> _TASK TO COMPLETE_
Convert every line of the data below into a JSON list of strings, one string per line, skipping any blank lines.

> _Source records_
------------------------------------------------
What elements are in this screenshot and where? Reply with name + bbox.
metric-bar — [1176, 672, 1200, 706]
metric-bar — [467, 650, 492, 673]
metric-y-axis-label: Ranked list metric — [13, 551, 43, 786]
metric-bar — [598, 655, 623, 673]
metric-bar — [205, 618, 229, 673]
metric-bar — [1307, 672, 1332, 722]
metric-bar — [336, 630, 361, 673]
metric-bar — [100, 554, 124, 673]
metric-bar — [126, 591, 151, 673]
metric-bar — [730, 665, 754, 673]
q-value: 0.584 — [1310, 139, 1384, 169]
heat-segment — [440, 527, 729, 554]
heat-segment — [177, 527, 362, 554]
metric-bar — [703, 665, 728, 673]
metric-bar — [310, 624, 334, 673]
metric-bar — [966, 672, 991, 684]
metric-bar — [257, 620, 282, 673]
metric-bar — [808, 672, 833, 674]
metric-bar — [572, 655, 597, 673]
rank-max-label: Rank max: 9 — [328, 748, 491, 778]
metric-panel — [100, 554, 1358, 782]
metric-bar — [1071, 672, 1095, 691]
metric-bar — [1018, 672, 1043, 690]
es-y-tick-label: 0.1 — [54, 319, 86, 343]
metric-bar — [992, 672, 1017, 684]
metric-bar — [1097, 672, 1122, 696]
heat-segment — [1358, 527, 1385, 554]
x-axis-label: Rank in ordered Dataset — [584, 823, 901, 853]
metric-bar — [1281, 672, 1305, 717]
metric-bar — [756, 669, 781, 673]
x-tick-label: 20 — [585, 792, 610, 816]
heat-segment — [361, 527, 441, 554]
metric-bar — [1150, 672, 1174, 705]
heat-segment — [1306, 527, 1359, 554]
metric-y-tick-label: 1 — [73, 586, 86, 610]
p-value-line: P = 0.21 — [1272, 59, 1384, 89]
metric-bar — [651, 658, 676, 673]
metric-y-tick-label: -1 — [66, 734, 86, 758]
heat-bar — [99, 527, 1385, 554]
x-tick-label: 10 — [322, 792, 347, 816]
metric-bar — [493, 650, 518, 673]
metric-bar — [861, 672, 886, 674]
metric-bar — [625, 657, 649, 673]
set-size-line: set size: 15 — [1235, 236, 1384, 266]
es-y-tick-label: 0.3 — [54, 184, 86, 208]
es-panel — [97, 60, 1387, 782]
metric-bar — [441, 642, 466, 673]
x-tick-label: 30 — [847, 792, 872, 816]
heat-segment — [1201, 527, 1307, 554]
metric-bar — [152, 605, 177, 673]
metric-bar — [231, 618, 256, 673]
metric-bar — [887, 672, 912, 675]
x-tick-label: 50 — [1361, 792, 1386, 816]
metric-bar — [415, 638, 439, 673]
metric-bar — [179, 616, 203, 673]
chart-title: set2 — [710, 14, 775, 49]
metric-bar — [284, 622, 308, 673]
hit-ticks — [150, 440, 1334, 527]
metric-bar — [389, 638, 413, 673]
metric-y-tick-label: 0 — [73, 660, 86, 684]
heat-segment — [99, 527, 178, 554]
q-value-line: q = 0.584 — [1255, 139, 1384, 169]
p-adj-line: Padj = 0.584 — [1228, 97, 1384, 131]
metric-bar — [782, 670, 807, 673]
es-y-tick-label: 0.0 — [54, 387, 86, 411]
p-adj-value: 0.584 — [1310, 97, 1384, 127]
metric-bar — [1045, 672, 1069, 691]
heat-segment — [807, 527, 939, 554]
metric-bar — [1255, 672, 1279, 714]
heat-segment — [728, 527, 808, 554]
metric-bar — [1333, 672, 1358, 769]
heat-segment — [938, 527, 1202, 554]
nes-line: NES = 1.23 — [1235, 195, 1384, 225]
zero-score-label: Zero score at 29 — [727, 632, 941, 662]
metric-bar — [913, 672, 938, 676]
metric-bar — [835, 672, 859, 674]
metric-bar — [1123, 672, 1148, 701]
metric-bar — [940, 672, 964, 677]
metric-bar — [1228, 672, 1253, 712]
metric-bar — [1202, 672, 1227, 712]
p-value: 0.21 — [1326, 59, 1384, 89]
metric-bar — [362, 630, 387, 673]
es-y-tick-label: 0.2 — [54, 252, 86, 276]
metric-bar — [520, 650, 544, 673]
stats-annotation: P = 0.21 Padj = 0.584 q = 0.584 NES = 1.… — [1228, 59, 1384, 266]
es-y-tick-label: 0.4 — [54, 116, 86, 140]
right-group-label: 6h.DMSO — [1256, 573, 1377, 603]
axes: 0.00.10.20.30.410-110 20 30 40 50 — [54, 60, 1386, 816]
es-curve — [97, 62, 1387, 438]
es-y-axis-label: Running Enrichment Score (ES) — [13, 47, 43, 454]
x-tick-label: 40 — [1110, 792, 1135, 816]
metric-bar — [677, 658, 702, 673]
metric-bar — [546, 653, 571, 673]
------------------------------------------------
> _EXERCISE SOLUTION_
[
  "What elements are in this screenshot and where? Reply with name + bbox.",
  "metric-bar — [1176, 672, 1200, 706]",
  "metric-bar — [467, 650, 492, 673]",
  "metric-y-axis-label: Ranked list metric — [13, 551, 43, 786]",
  "metric-bar — [598, 655, 623, 673]",
  "metric-bar — [205, 618, 229, 673]",
  "metric-bar — [1307, 672, 1332, 722]",
  "metric-bar — [336, 630, 361, 673]",
  "metric-bar — [100, 554, 124, 673]",
  "metric-bar — [126, 591, 151, 673]",
  "metric-bar — [730, 665, 754, 673]",
  "q-value: 0.584 — [1310, 139, 1384, 169]",
  "heat-segment — [440, 527, 729, 554]",
  "heat-segment — [177, 527, 362, 554]",
  "metric-bar — [703, 665, 728, 673]",
  "metric-bar — [310, 624, 334, 673]",
  "metric-bar — [966, 672, 991, 684]",
  "metric-bar — [257, 620, 282, 673]",
  "metric-bar — [808, 672, 833, 674]",
  "metric-bar — [572, 655, 597, 673]",
  "rank-max-label: Rank max: 9 — [328, 748, 491, 778]",
  "metric-panel — [100, 554, 1358, 782]",
  "metric-bar — [1071, 672, 1095, 691]",
  "metric-bar — [1018, 672, 1043, 690]",
  "es-y-tick-label: 0.1 — [54, 319, 86, 343]",
  "metric-bar — [992, 672, 1017, 684]",
  "metric-bar — [1097, 672, 1122, 696]",
  "heat-segment — [1358, 527, 1385, 554]",
  "x-axis-label: Rank in ordered Dataset — [584, 823, 901, 853]",
  "metric-bar — [1281, 672, 1305, 717]",
  "metric-bar — [756, 669, 781, 673]",
  "x-tick-label: 20 — [585, 792, 610, 816]",
  "heat-segment — [361, 527, 441, 554]",
  "metric-bar — [1150, 672, 1174, 705]",
  "heat-segment — [1306, 527, 1359, 554]",
  "metric-y-tick-label: 1 — [73, 586, 86, 610]",
  "p-value-line: P = 0.21 — [1272, 59, 1384, 89]",
  "metric-bar — [651, 658, 676, 673]",
  "metric-y-tick-label: -1 — [66, 734, 86, 758]",
  "heat-bar — [99, 527, 1385, 554]",
  "x-tick-label: 10 — [322, 792, 347, 816]",
  "metric-bar — [493, 650, 518, 673]",
  "metric-bar — [861, 672, 886, 674]",
  "metric-bar — [625, 657, 649, 673]",
  "set-size-line: set size: 15 — [1235, 236, 1384, 266]",
  "es-y-tick-label: 0.3 — [54, 184, 86, 208]",
  "es-panel — [97, 60, 1387, 782]",
  "metric-bar — [441, 642, 466, 673]",
  "x-tick-label: 30 — [847, 792, 872, 816]",
  "heat-segment — [1201, 527, 1307, 554]",
  "metric-bar — [152, 605, 177, 673]",
  "metric-bar — [231, 618, 256, 673]",
  "metric-bar — [887, 672, 912, 675]",
  "x-tick-label: 50 — [1361, 792, 1386, 816]",
  "metric-bar — [415, 638, 439, 673]",
  "metric-bar — [179, 616, 203, 673]",
  "chart-title: set2 — [710, 14, 775, 49]",
  "metric-bar — [284, 622, 308, 673]",
  "hit-ticks — [150, 440, 1334, 527]",
  "metric-bar — [389, 638, 413, 673]",
  "metric-y-tick-label: 0 — [73, 660, 86, 684]",
  "heat-segment — [99, 527, 178, 554]",
  "q-value-line: q = 0.584 — [1255, 139, 1384, 169]",
  "p-adj-line: Padj = 0.584 — [1228, 97, 1384, 131]",
  "metric-bar — [782, 670, 807, 673]",
  "es-y-tick-label: 0.0 — [54, 387, 86, 411]",
  "p-adj-value: 0.584 — [1310, 97, 1384, 127]",
  "metric-bar — [1045, 672, 1069, 691]",
  "heat-segment — [807, 527, 939, 554]",
  "metric-bar — [1255, 672, 1279, 714]",
  "heat-segment — [728, 527, 808, 554]",
  "metric-bar — [1333, 672, 1358, 769]",
  "heat-segment — [938, 527, 1202, 554]",
  "nes-line: NES = 1.23 — [1235, 195, 1384, 225]",
  "zero-score-label: Zero score at 29 — [727, 632, 941, 662]",
  "metric-bar — [913, 672, 938, 676]",
  "metric-bar — [835, 672, 859, 674]",
  "metric-bar — [1123, 672, 1148, 701]",
  "metric-bar — [940, 672, 964, 677]",
  "metric-bar — [1228, 672, 1253, 712]",
  "metric-bar — [1202, 672, 1227, 712]",
  "p-value: 0.21 — [1326, 59, 1384, 89]",
  "metric-bar — [362, 630, 387, 673]",
  "es-y-tick-label: 0.2 — [54, 252, 86, 276]",
  "metric-bar — [520, 650, 544, 673]",
  "stats-annotation: P = 0.21 Padj = 0.584 q = 0.584 NES = 1.… — [1228, 59, 1384, 266]",
  "es-y-tick-label: 0.4 — [54, 116, 86, 140]",
  "right-group-label: 6h.DMSO — [1256, 573, 1377, 603]",
  "axes: 0.00.10.20.30.410-110 20 30 40 50 — [54, 60, 1386, 816]",
  "es-curve — [97, 62, 1387, 438]",
  "es-y-axis-label: Running Enrichment Score (ES) — [13, 47, 43, 454]",
  "x-tick-label: 40 — [1110, 792, 1135, 816]",
  "metric-bar — [677, 658, 702, 673]",
  "metric-bar — [546, 653, 571, 673]"
]